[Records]
------------------------------
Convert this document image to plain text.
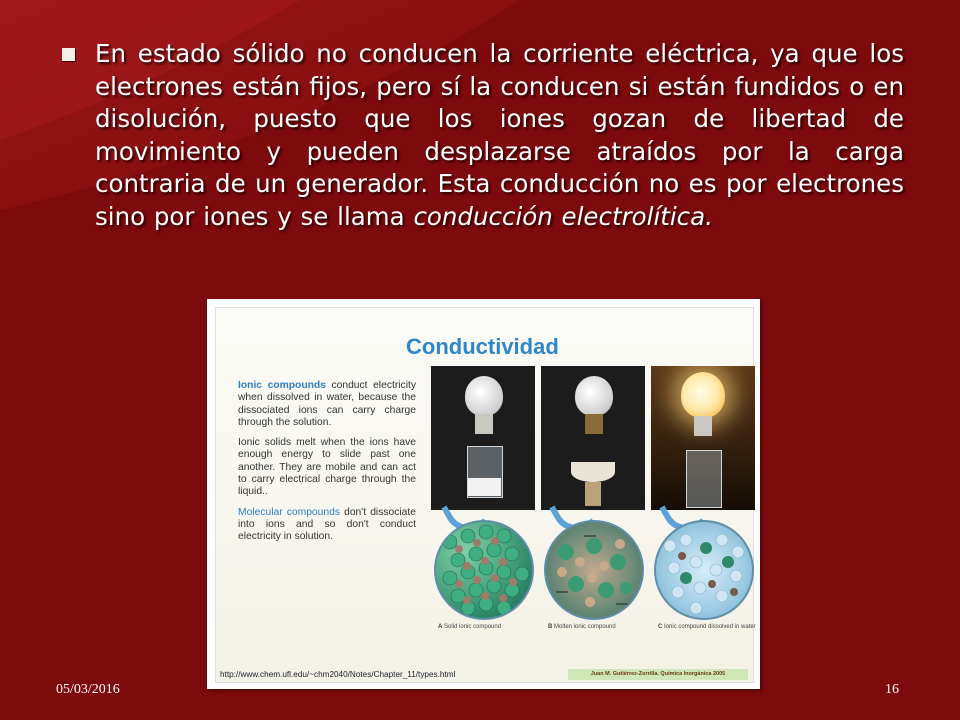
En estado sólido no conducen la corriente eléctrica, ya que los electrones están fijos, pero sí la conducen si están fundidos o en disolución, puesto que los iones gozan de libertad de movimiento y pueden desplazarse atraídos por la carga contraria de un generador. Esta conducción no es por electrones sino por iones y se llama conducción electrolítica.
Conductividad

Ionic compounds conduct electricity when dissolved in water, because the dissociated ions can carry charge through the solution.

Ionic solids melt when the ions have enough energy to slide past one another. They are mobile and can act to carry electrical charge through the liquid..

Molecular compounds don't dissociate into ions and so don't conduct electricity in solution.

A Solid ionic compound	B Molten ionic compound	C Ionic compound dissolved in water
http://www.chem.ufl.edu/~chm2040/Notes/Chapter_11/types.html	Juan M. Gutiérrez-Zorrilla. Química Inorgánica 2005
05/03/2016	16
------------------------------
[PROMPT] Find every line that holds "ions" and copy it.

[RESULT BELOW]
Ionic compounds conduct electricity when dissolved in water, because the dissociated ions can carry charge through the solution.
Ionic solids melt when the ions have enough energy to slide past one another. They are mobile and can act to carry electrical charge through the liquid..
Molecular compounds don't dissociate into ions and so don't conduct electricity in solution.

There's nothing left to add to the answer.